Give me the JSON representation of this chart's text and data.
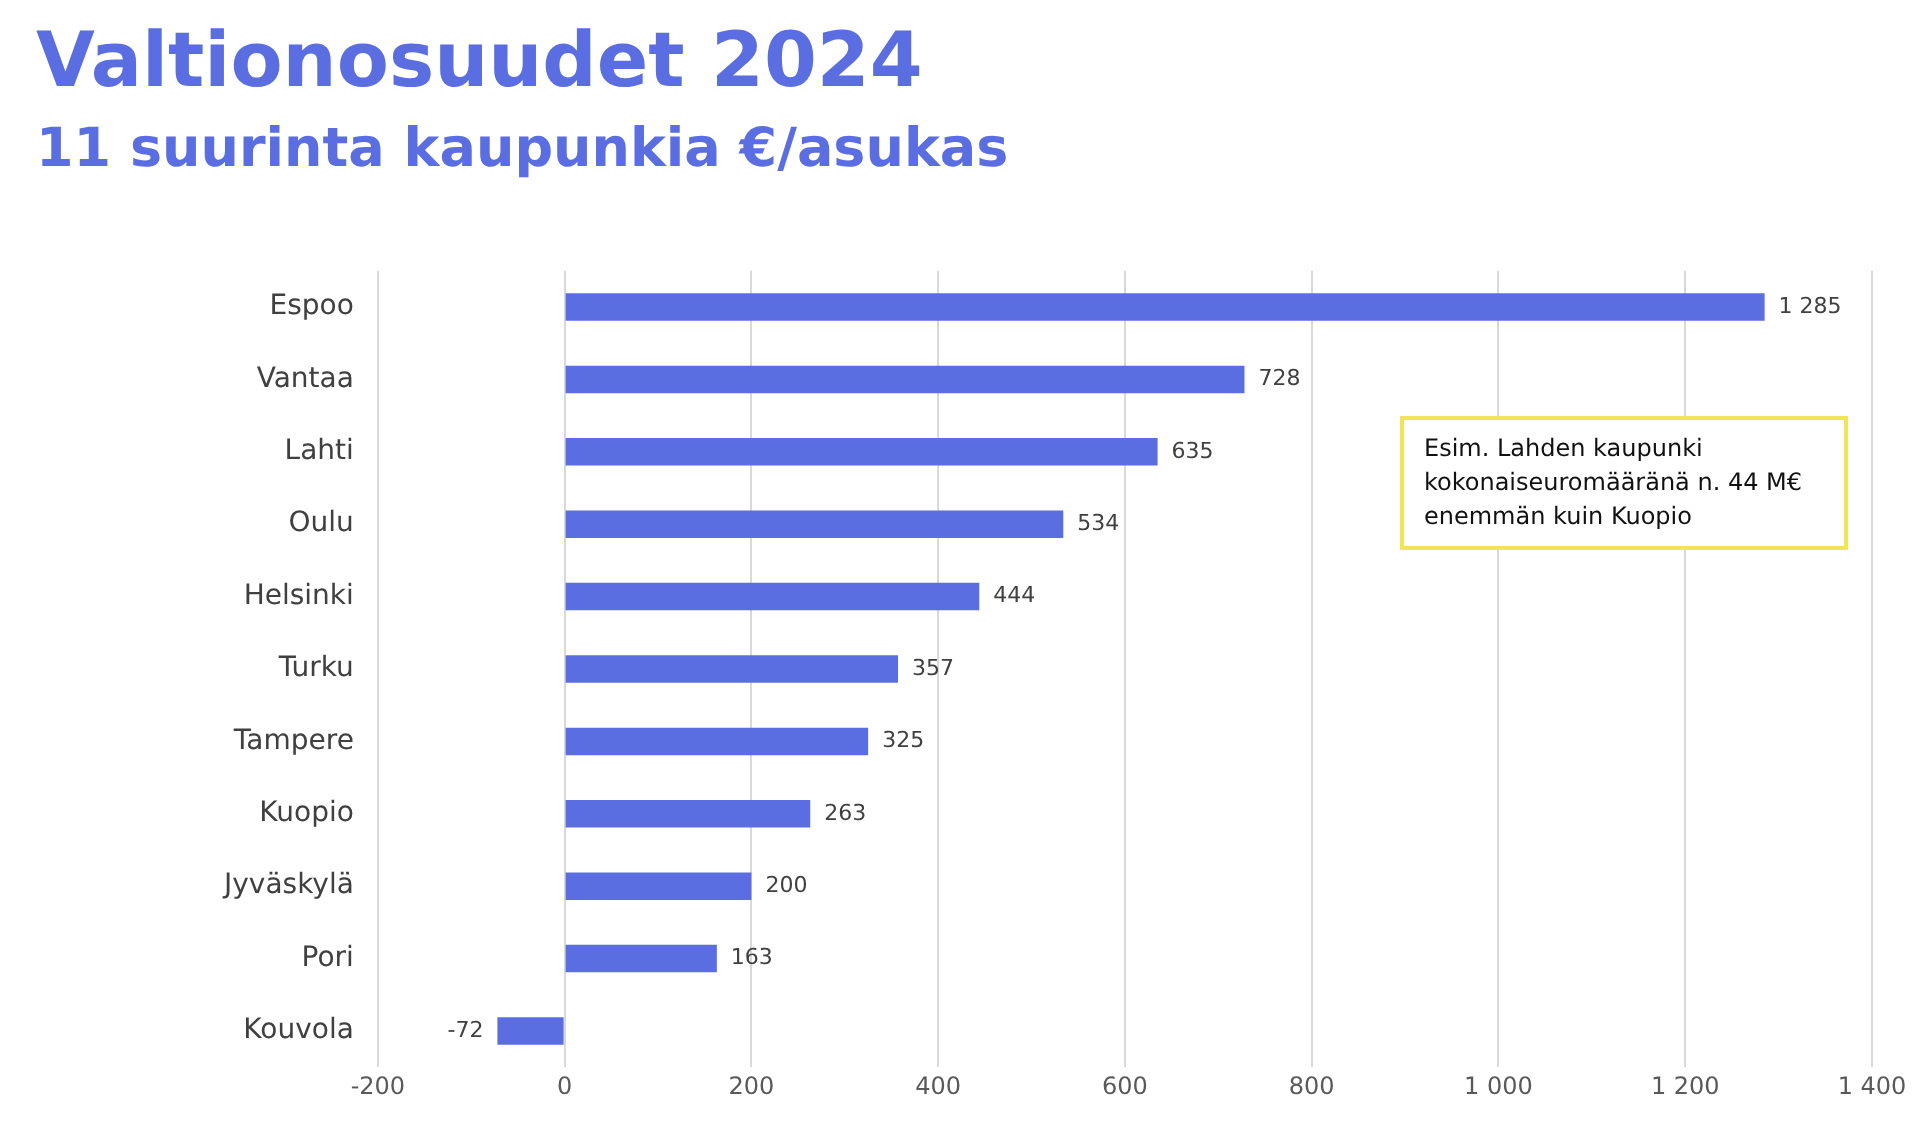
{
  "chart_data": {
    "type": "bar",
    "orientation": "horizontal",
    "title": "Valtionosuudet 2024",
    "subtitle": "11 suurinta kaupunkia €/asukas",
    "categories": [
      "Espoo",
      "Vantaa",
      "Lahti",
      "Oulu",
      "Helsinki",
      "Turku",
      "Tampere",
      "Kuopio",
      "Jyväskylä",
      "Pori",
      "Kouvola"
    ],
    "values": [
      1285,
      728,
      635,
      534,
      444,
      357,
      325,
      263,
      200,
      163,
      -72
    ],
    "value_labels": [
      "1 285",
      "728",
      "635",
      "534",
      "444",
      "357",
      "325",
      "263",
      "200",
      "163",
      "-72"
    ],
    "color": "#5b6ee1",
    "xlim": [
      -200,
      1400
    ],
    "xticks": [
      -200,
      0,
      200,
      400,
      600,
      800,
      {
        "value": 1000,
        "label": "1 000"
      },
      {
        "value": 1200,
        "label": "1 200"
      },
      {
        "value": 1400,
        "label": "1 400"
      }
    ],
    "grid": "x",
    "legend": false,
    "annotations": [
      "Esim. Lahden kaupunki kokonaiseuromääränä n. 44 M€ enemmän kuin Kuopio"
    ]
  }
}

_ _ _ _ _ _ _

Exactly how many lines of the listing above contain the string "Kuopio"? Give no more than the number.

2